Set task :: Wherever the string "Velazquez" appears, copy the whole line.

Data shown ::
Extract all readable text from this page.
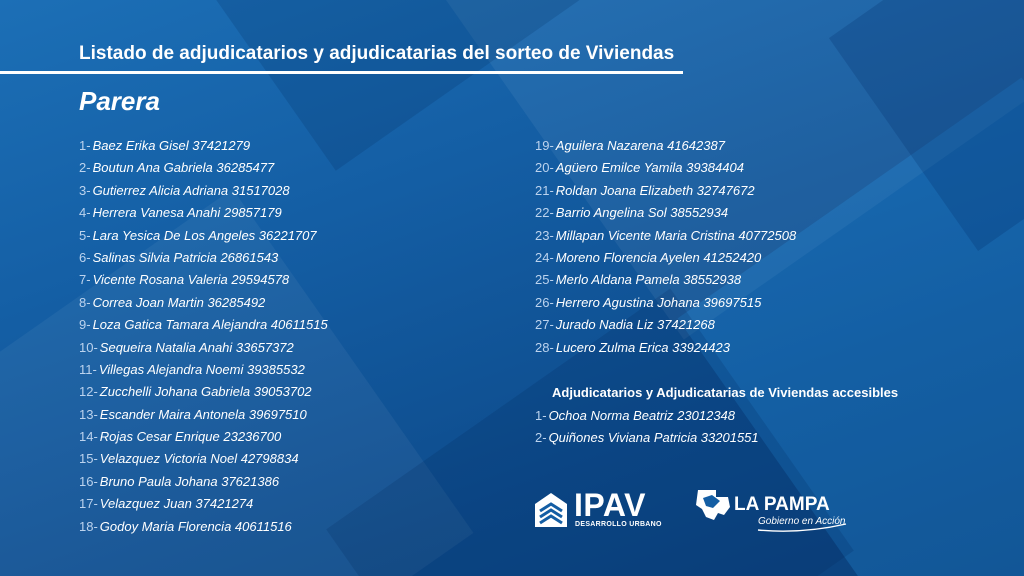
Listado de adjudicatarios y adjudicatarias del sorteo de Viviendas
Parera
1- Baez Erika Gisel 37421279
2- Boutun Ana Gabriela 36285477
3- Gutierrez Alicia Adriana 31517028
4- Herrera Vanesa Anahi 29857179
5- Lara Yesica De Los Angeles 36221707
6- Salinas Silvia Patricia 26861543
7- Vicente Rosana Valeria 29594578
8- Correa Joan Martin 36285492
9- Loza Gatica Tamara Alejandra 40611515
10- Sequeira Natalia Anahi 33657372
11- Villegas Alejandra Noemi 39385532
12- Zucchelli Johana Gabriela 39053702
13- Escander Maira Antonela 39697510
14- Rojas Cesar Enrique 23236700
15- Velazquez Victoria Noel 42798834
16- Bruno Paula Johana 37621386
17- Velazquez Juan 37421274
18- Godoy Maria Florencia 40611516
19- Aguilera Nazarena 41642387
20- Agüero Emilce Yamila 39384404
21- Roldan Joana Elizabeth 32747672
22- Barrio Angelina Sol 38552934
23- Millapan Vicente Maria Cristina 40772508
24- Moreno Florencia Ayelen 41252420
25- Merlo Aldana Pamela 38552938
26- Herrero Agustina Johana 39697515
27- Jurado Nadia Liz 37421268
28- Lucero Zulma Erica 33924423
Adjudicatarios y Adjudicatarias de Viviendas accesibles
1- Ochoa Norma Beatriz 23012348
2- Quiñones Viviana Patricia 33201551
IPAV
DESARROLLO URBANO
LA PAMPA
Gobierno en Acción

...

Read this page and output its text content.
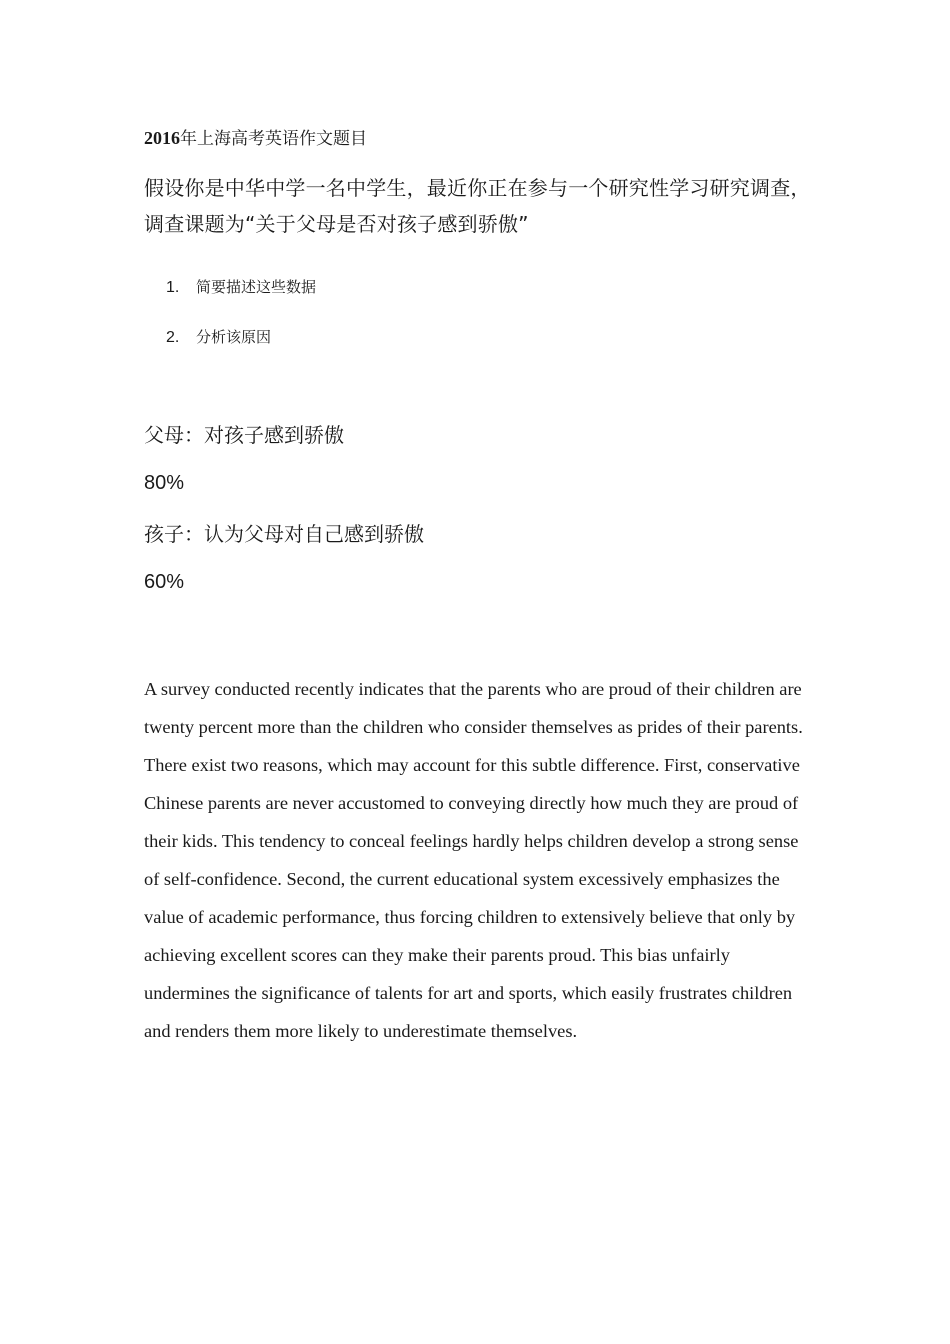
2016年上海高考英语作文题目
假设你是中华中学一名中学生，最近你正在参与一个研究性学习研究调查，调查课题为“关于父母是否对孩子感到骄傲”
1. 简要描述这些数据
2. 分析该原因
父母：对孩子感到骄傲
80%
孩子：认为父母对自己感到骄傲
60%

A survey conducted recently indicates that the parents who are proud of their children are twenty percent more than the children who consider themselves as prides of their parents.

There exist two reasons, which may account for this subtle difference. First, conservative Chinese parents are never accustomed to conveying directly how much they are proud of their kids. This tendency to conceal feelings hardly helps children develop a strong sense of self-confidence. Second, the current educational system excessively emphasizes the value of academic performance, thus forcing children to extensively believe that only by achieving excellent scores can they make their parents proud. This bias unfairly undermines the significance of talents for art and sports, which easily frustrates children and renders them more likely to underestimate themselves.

Result below ::
15- Velazquez Victoria Noel 42798834
17- Velazquez Juan 37421274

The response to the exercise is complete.